Task statement:
Reproduce the listing exactly and skip over any pictures.

Entries from a dataset
+++

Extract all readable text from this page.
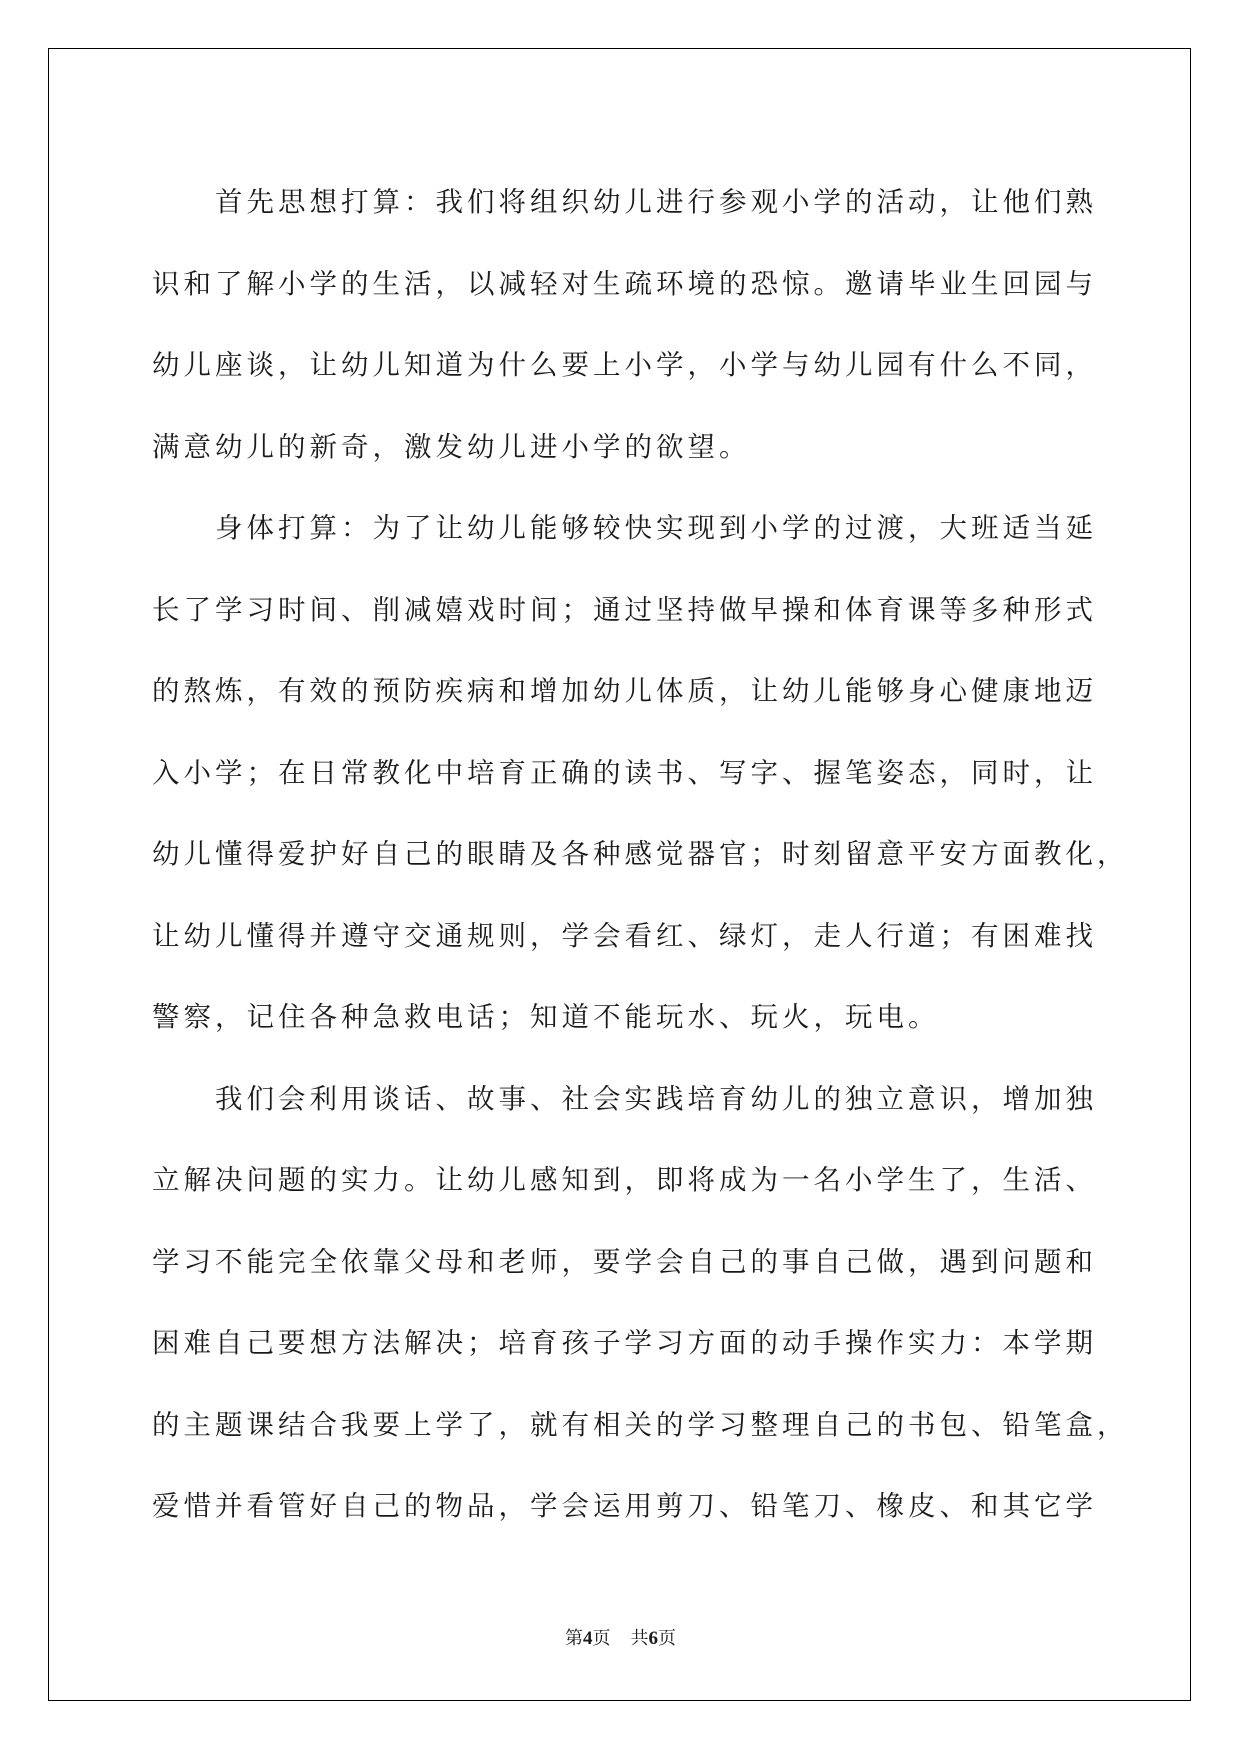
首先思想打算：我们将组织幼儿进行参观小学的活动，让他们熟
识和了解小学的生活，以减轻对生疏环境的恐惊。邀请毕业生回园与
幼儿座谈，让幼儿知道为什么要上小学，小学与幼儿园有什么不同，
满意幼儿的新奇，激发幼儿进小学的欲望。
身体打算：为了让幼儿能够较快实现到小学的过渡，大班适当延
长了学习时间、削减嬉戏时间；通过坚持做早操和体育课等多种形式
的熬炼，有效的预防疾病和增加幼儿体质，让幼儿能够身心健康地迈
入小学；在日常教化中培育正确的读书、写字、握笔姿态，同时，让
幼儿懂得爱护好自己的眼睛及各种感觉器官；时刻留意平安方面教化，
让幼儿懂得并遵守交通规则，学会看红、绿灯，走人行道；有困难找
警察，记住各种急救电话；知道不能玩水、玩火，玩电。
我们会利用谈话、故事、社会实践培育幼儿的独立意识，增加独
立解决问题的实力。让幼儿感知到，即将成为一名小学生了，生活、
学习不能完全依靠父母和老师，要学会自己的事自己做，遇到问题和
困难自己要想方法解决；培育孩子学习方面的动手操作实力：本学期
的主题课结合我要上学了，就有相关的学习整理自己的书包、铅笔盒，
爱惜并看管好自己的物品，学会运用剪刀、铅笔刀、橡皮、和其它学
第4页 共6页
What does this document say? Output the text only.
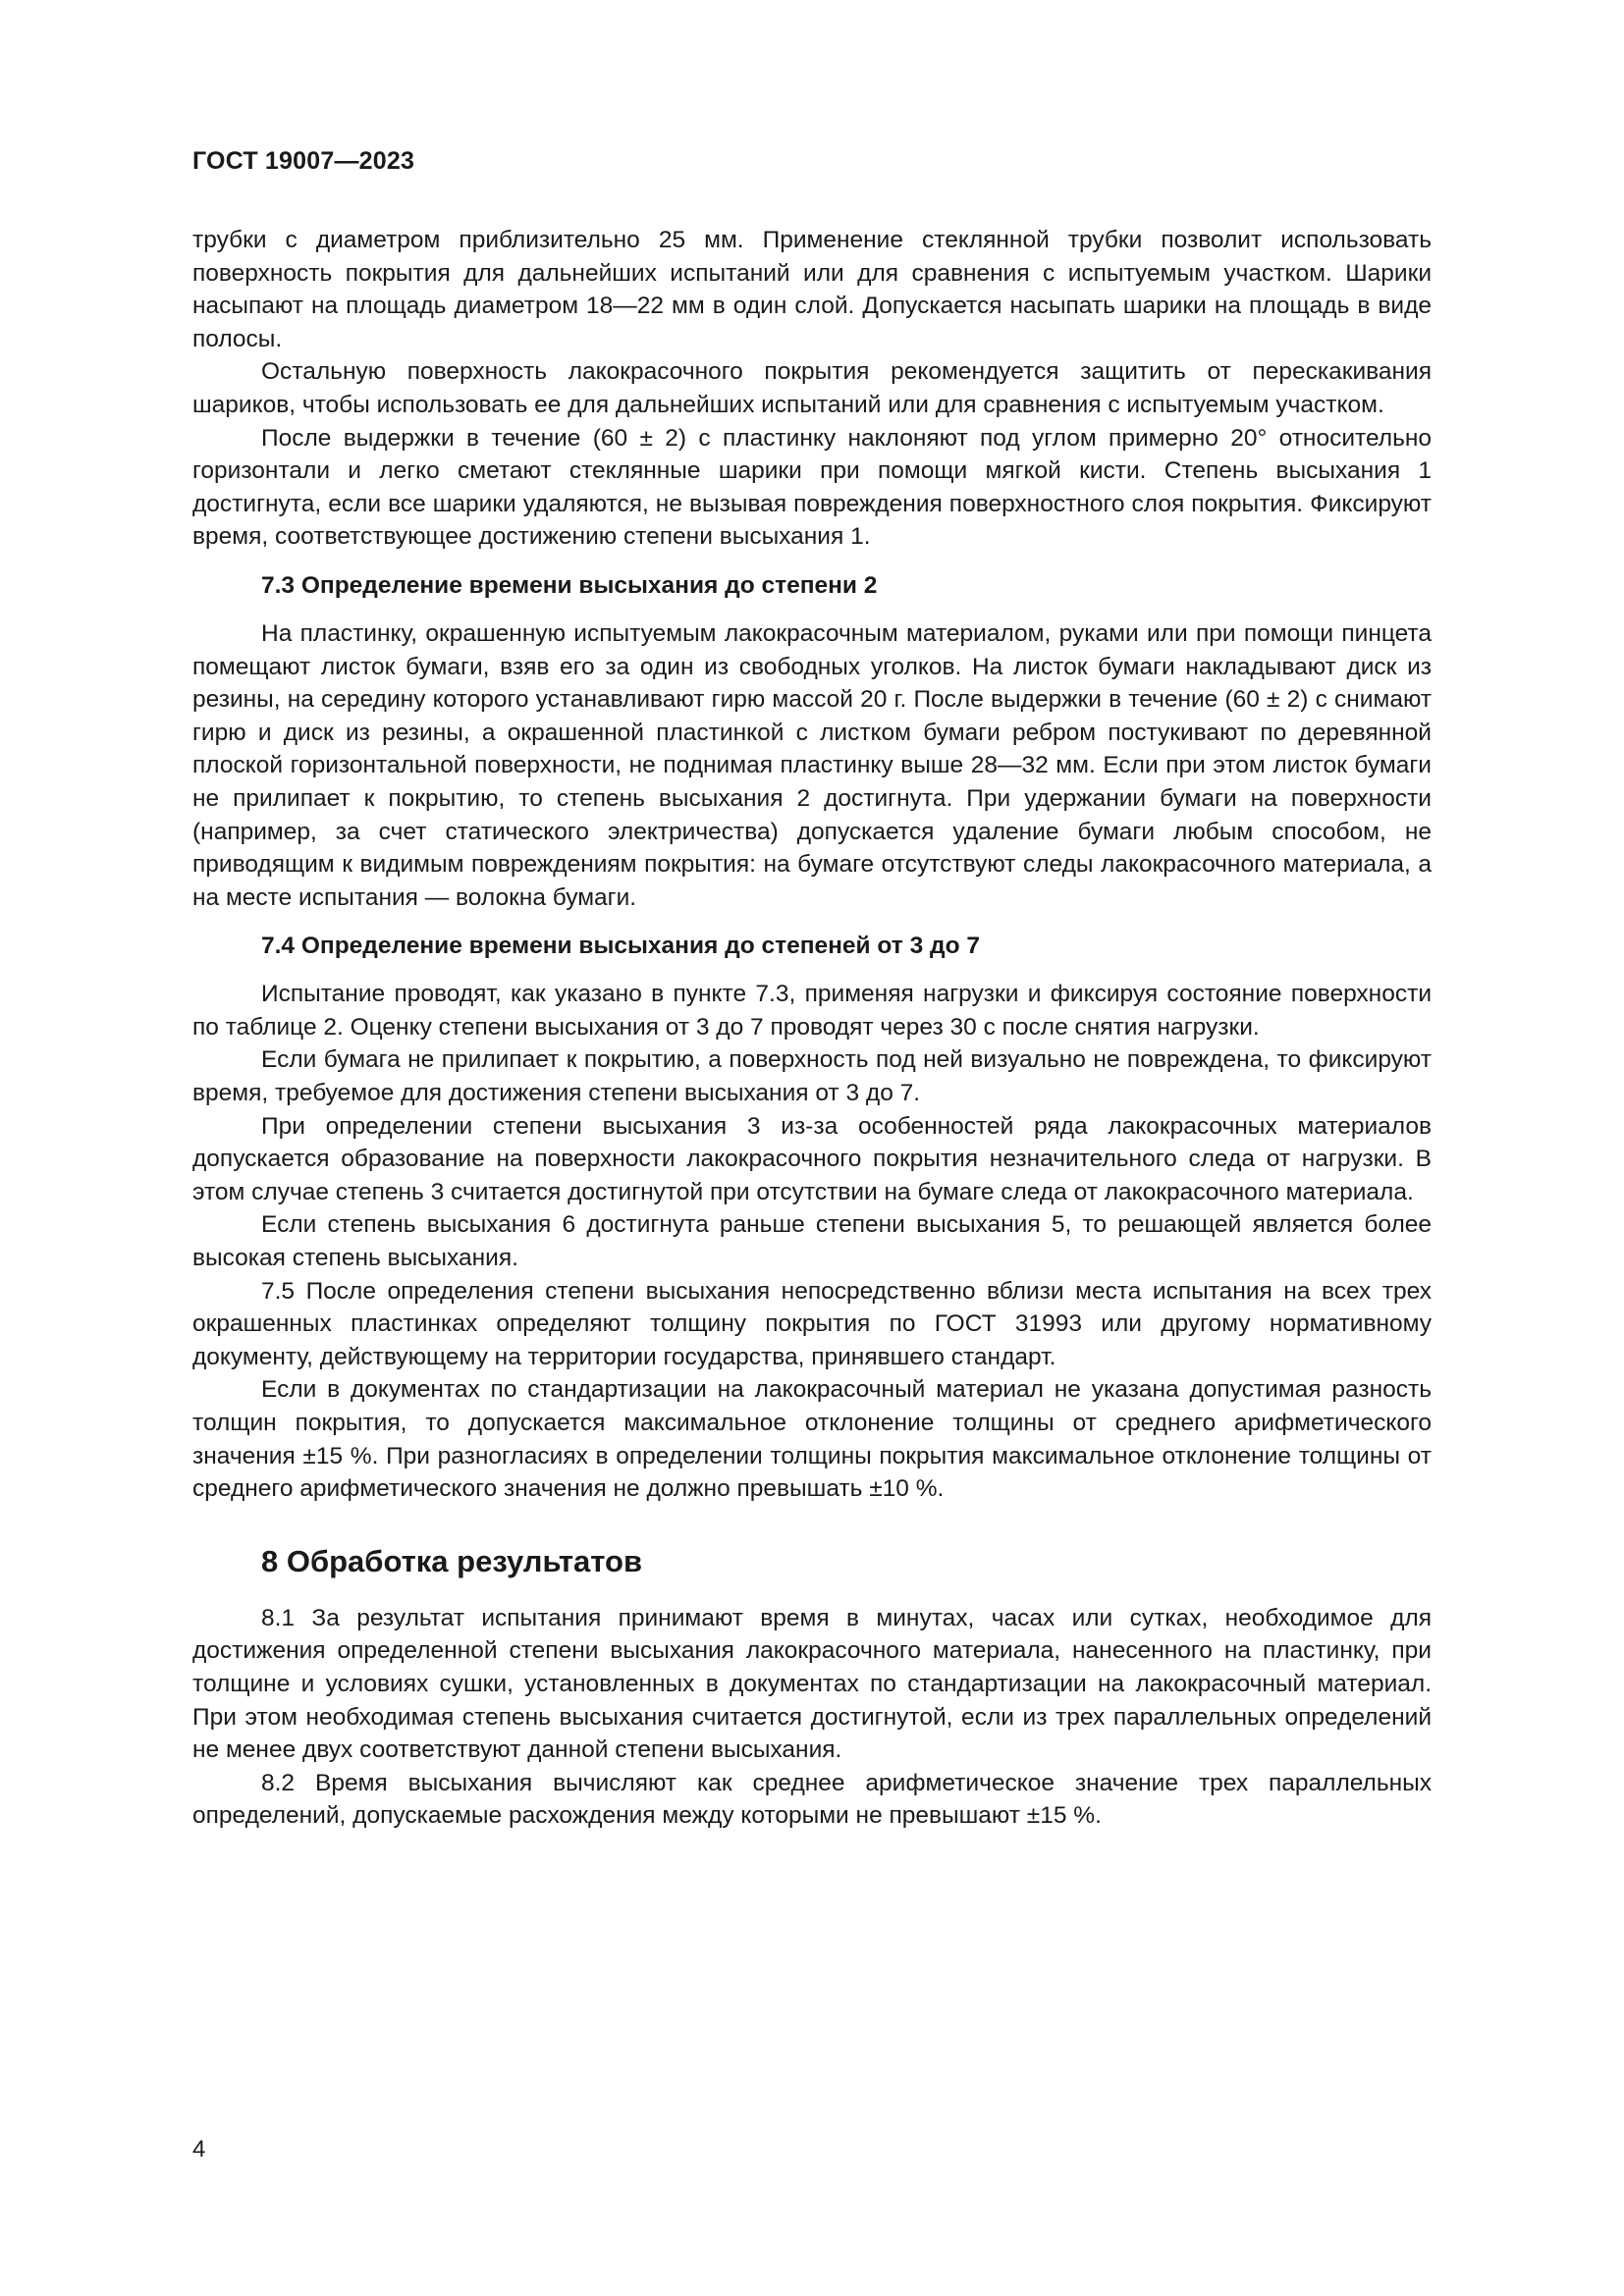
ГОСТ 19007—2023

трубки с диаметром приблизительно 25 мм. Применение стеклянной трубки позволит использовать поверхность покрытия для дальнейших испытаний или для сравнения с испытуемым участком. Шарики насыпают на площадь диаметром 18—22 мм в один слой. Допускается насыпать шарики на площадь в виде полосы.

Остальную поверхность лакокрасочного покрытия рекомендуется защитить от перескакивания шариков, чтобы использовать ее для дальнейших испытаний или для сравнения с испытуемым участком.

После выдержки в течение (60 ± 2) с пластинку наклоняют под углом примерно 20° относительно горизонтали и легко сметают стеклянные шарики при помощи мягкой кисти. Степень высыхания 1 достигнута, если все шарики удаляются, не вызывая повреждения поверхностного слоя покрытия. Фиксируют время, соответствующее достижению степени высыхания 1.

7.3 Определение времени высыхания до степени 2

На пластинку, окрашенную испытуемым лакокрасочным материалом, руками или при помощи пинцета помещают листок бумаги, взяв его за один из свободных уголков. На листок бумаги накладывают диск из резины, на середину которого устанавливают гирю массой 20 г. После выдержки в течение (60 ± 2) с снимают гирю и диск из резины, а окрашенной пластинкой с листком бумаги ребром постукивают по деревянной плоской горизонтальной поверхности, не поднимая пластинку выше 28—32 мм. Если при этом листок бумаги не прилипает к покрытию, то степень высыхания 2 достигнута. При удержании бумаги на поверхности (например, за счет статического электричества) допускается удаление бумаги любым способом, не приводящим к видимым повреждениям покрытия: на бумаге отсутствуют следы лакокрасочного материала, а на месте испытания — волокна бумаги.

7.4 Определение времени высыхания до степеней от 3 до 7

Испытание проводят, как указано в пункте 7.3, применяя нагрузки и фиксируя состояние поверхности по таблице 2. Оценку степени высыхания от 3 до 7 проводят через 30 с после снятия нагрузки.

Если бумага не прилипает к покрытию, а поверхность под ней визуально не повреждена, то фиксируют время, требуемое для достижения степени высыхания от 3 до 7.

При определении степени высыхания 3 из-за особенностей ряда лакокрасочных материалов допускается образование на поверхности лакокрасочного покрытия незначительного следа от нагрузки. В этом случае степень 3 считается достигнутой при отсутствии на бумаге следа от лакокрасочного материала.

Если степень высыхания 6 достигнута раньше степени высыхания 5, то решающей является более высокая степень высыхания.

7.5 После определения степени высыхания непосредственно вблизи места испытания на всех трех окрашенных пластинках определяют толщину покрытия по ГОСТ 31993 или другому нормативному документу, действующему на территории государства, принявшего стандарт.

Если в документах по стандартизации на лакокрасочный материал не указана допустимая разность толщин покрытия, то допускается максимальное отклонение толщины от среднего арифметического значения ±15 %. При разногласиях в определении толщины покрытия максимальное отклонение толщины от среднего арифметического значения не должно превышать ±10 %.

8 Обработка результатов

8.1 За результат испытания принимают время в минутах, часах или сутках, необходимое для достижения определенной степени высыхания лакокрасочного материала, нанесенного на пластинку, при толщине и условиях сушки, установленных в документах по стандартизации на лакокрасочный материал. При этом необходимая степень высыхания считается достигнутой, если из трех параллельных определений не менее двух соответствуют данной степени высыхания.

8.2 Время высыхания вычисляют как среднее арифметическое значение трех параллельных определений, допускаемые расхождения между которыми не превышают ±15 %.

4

+++

Final answer:
Extract all readable text from this page.
首先思想打算：我们将组织幼儿进行参观小学的活动，让他们熟
识和了解小学的生活，以减轻对生疏环境的恐惊。邀请毕业生回园与
幼儿座谈，让幼儿知道为什么要上小学，小学与幼儿园有什么不同，
满意幼儿的新奇，激发幼儿进小学的欲望。
身体打算：为了让幼儿能够较快实现到小学的过渡，大班适当延
长了学习时间、削减嬉戏时间；通过坚持做早操和体育课等多种形式
的熬炼，有效的预防疾病和增加幼儿体质，让幼儿能够身心健康地迈
入小学；在日常教化中培育正确的读书、写字、握笔姿态，同时，让
幼儿懂得爱护好自己的眼睛及各种感觉器官；时刻留意平安方面教化，
让幼儿懂得并遵守交通规则，学会看红、绿灯，走人行道；有困难找
警察，记住各种急救电话；知道不能玩水、玩火，玩电。
我们会利用谈话、故事、社会实践培育幼儿的独立意识，增加独
立解决问题的实力。让幼儿感知到，即将成为一名小学生了，生活、
学习不能完全依靠父母和老师，要学会自己的事自己做，遇到问题和
困难自己要想方法解决；培育孩子学习方面的动手操作实力：本学期
的主题课结合我要上学了，就有相关的学习整理自己的书包、铅笔盒，
爱惜并看管好自己的物品，学会运用剪刀、铅笔刀、橡皮、和其它学
第4页 共6页
What does this document say? Output the text only.
ГОСТ 19007—2023

трубки с диаметром приблизительно 25 мм. Применение стеклянной трубки позволит использовать поверхность покрытия для дальнейших испытаний или для сравнения с испытуемым участком. Шарики насыпают на площадь диаметром 18—22 мм в один слой. Допускается насыпать шарики на площадь в виде полосы.

Остальную поверхность лакокрасочного покрытия рекомендуется защитить от перескакивания шариков, чтобы использовать ее для дальнейших испытаний или для сравнения с испытуемым участком.

После выдержки в течение (60 ± 2) с пластинку наклоняют под углом примерно 20° относительно горизонтали и легко сметают стеклянные шарики при помощи мягкой кисти. Степень высыхания 1 достигнута, если все шарики удаляются, не вызывая повреждения поверхностного слоя покрытия. Фиксируют время, соответствующее достижению степени высыхания 1.

7.3 Определение времени высыхания до степени 2

На пластинку, окрашенную испытуемым лакокрасочным материалом, руками или при помощи пинцета помещают листок бумаги, взяв его за один из свободных уголков. На листок бумаги накладывают диск из резины, на середину которого устанавливают гирю массой 20 г. После выдержки в течение (60 ± 2) с снимают гирю и диск из резины, а окрашенной пластинкой с листком бумаги ребром постукивают по деревянной плоской горизонтальной поверхности, не поднимая пластинку выше 28—32 мм. Если при этом листок бумаги не прилипает к покрытию, то степень высыхания 2 достигнута. При удержании бумаги на поверхности (например, за счет статического электричества) допускается удаление бумаги любым способом, не приводящим к видимым повреждениям покрытия: на бумаге отсутствуют следы лакокрасочного материала, а на месте испытания — волокна бумаги.

7.4 Определение времени высыхания до степеней от 3 до 7

Испытание проводят, как указано в пункте 7.3, применяя нагрузки и фиксируя состояние поверхности по таблице 2. Оценку степени высыхания от 3 до 7 проводят через 30 с после снятия нагрузки.

Если бумага не прилипает к покрытию, а поверхность под ней визуально не повреждена, то фиксируют время, требуемое для достижения степени высыхания от 3 до 7.

При определении степени высыхания 3 из-за особенностей ряда лакокрасочных материалов допускается образование на поверхности лакокрасочного покрытия незначительного следа от нагрузки. В этом случае степень 3 считается достигнутой при отсутствии на бумаге следа от лакокрасочного материала.

Если степень высыхания 6 достигнута раньше степени высыхания 5, то решающей является более высокая степень высыхания.

7.5 После определения степени высыхания непосредственно вблизи места испытания на всех трех окрашенных пластинках определяют толщину покрытия по ГОСТ 31993 или другому нормативному документу, действующему на территории государства, принявшего стандарт.

Если в документах по стандартизации на лакокрасочный материал не указана допустимая разность толщин покрытия, то допускается максимальное отклонение толщины от среднего арифметического значения ±15 %. При разногласиях в определении толщины покрытия максимальное отклонение толщины от среднего арифметического значения не должно превышать ±10 %.

8 Обработка результатов

8.1 За результат испытания принимают время в минутах, часах или сутках, необходимое для достижения определенной степени высыхания лакокрасочного материала, нанесенного на пластинку, при толщине и условиях сушки, установленных в документах по стандартизации на лакокрасочный материал. При этом необходимая степень высыхания считается достигнутой, если из трех параллельных определений не менее двух соответствуют данной степени высыхания.

8.2 Время высыхания вычисляют как среднее арифметическое значение трех параллельных определений, допускаемые расхождения между которыми не превышают ±15 %.

4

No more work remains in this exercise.